▶ What you will do
Set down the full listing exactly as given. Any pictures are to be left out.

* * * * * * * * *

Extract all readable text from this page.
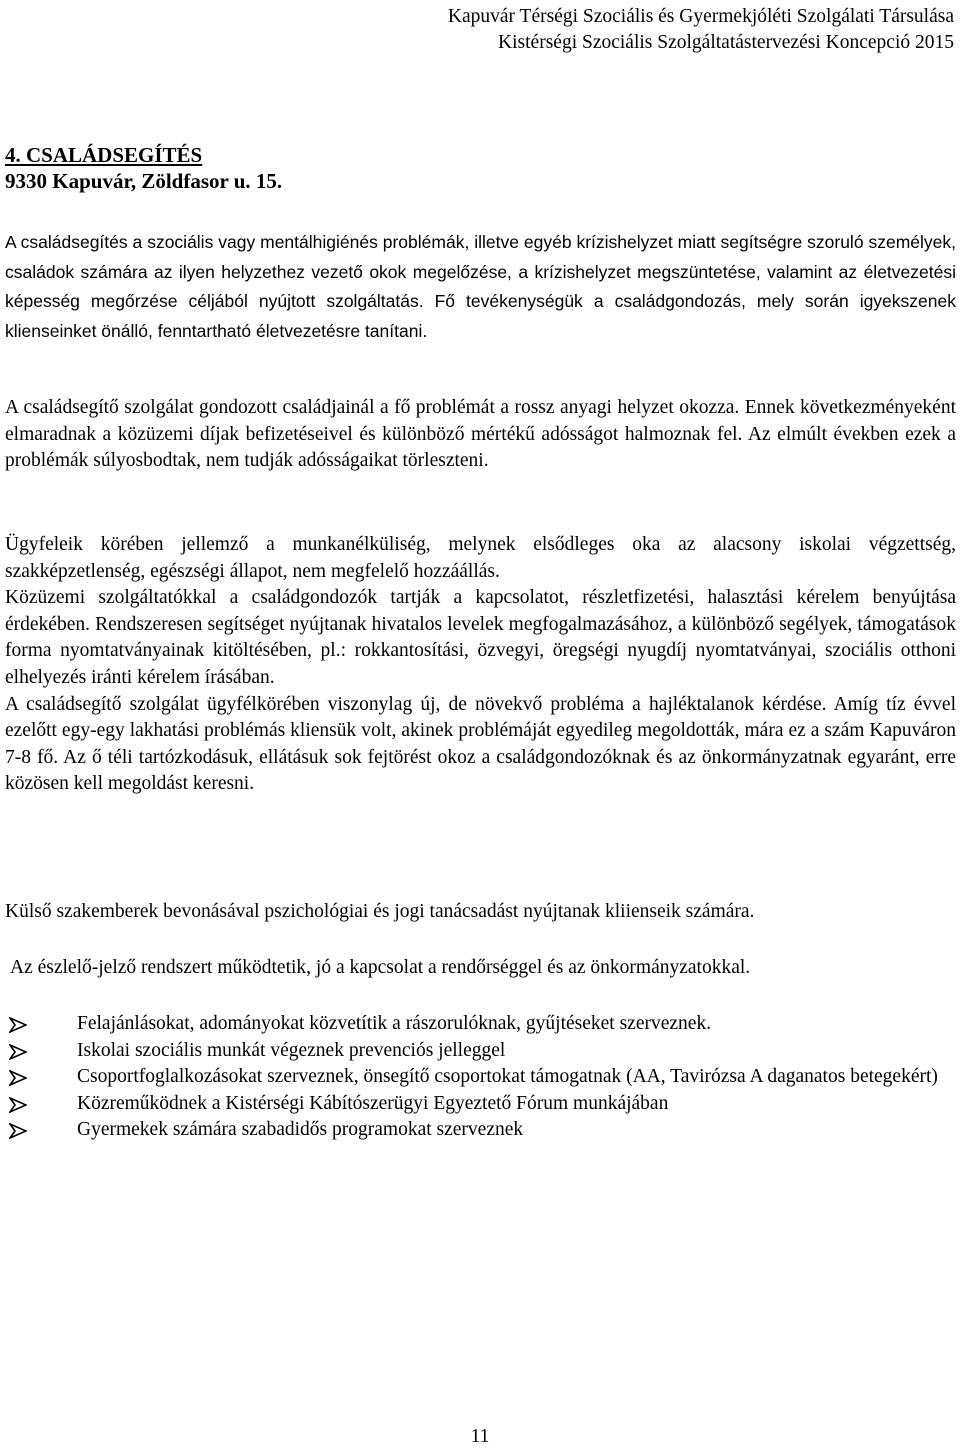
Kapuvár Térségi Szociális és Gyermekjóléti Szolgálati Társulása
Kistérségi Szociális Szolgáltatástervezési Koncepció 2015
4. CSALÁDSEGÍTÉS
9330 Kapuvár, Zöldfasor u. 15.

A családsegítés a szociális vagy mentálhigiénés problémák, illetve egyéb krízishelyzet miatt segítségre szoruló személyek, családok számára az ilyen helyzethez vezető okok megelőzése, a krízishelyzet megszüntetése, valamint az életvezetési képesség megőrzése céljából nyújtott szolgáltatás. Fő tevékenységük a családgondozás, mely során igyekszenek klienseinket önálló, fenntartható életvezetésre tanítani.

A családsegítő szolgálat gondozott családjainál a fő problémát a rossz anyagi helyzet okozza. Ennek következményeként elmaradnak a közüzemi díjak befizetéseivel és különböző mértékű adósságot halmoznak fel. Az elmúlt években ezek a problémák súlyosbodtak, nem tudják adósságaikat törleszteni.

Ügyfeleik körében jellemző a munkanélküliség, melynek elsődleges oka az alacsony iskolai végzettség, szakképzetlenség, egészségi állapot, nem megfelelő hozzáállás.
Közüzemi szolgáltatókkal a családgondozók tartják a kapcsolatot, részletfizetési, halasztási kérelem benyújtása érdekében. Rendszeresen segítséget nyújtanak hivatalos levelek megfogalmazásához, a különböző segélyek, támogatások forma nyomtatványainak kitöltésében, pl.: rokkantosítási, özvegyi, öregségi nyugdíj nyomtatványai, szociális otthoni elhelyezés iránti kérelem írásában.
A családsegítő szolgálat ügyfélkörében viszonylag új, de növekvő probléma a hajléktalanok kérdése. Amíg tíz évvel ezelőtt egy-egy lakhatási problémás kliensük volt, akinek problémáját egyedileg megoldották, mára ez a szám Kapuváron 7-8 fő. Az ő téli tartózkodásuk, ellátásuk sok fejtörést okoz a családgondozóknak és az önkormányzatnak egyaránt, erre közösen kell megoldást keresni.

Külső szakemberek bevonásával pszichológiai és jogi tanácsadást nyújtanak kliienseik számára.

Az észlelő-jelző rendszert működtetik, jó a kapcsolat a rendőrséggel és az önkormányzatokkal.

Felajánlásokat, adományokat közvetítik a rászorulóknak, gyűjtéseket szerveznek.
Iskolai szociális munkát végeznek prevenciós jelleggel
Csoportfoglalkozásokat szerveznek, önsegítő csoportokat támogatnak (AA, Tavirózsa A daganatos betegekért)
Közreműködnek a Kistérségi Kábítószerügyi Egyeztető Fórum munkájában
Gyermekek számára szabadidős programokat szerveznek
11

* * * * * * * * *

▶ Worked solution
Extract all readable text from this page.
Kapuvár Térségi Szociális és Gyermekjóléti Szolgálati Társulása
Kistérségi Szociális Szolgáltatástervezési Koncepció 2015
4. CSALÁDSEGÍTÉS
9330 Kapuvár, Zöldfasor u. 15.

A családsegítés a szociális vagy mentálhigiénés problémák, illetve egyéb krízishelyzet miatt segítségre szoruló személyek, családok számára az ilyen helyzethez vezető okok megelőzése, a krízishelyzet megszüntetése, valamint az életvezetési képesség megőrzése céljából nyújtott szolgáltatás. Fő tevékenységük a családgondozás, mely során igyekszenek klienseinket önálló, fenntartható életvezetésre tanítani.

A családsegítő szolgálat gondozott családjainál a fő problémát a rossz anyagi helyzet okozza. Ennek következményeként elmaradnak a közüzemi díjak befizetéseivel és különböző mértékű adósságot halmoznak fel. Az elmúlt években ezek a problémák súlyosbodtak, nem tudják adósságaikat törleszteni.

Ügyfeleik körében jellemző a munkanélküliség, melynek elsődleges oka az alacsony iskolai végzettség, szakképzetlenség, egészségi állapot, nem megfelelő hozzáállás.
Közüzemi szolgáltatókkal a családgondozók tartják a kapcsolatot, részletfizetési, halasztási kérelem benyújtása érdekében. Rendszeresen segítséget nyújtanak hivatalos levelek megfogalmazásához, a különböző segélyek, támogatások forma nyomtatványainak kitöltésében, pl.: rokkantosítási, özvegyi, öregségi nyugdíj nyomtatványai, szociális otthoni elhelyezés iránti kérelem írásában.
A családsegítő szolgálat ügyfélkörében viszonylag új, de növekvő probléma a hajléktalanok kérdése. Amíg tíz évvel ezelőtt egy-egy lakhatási problémás kliensük volt, akinek problémáját egyedileg megoldották, mára ez a szám Kapuváron 7-8 fő. Az ő téli tartózkodásuk, ellátásuk sok fejtörést okoz a családgondozóknak és az önkormányzatnak egyaránt, erre közösen kell megoldást keresni.

Külső szakemberek bevonásával pszichológiai és jogi tanácsadást nyújtanak kliienseik számára.

Az észlelő-jelző rendszert működtetik, jó a kapcsolat a rendőrséggel és az önkormányzatokkal.

Felajánlásokat, adományokat közvetítik a rászorulóknak, gyűjtéseket szerveznek.
Iskolai szociális munkát végeznek prevenciós jelleggel
Csoportfoglalkozásokat szerveznek, önsegítő csoportokat támogatnak (AA, Tavirózsa A daganatos betegekért)
Közreműködnek a Kistérségi Kábítószerügyi Egyeztető Fórum munkájában
Gyermekek számára szabadidős programokat szerveznek
11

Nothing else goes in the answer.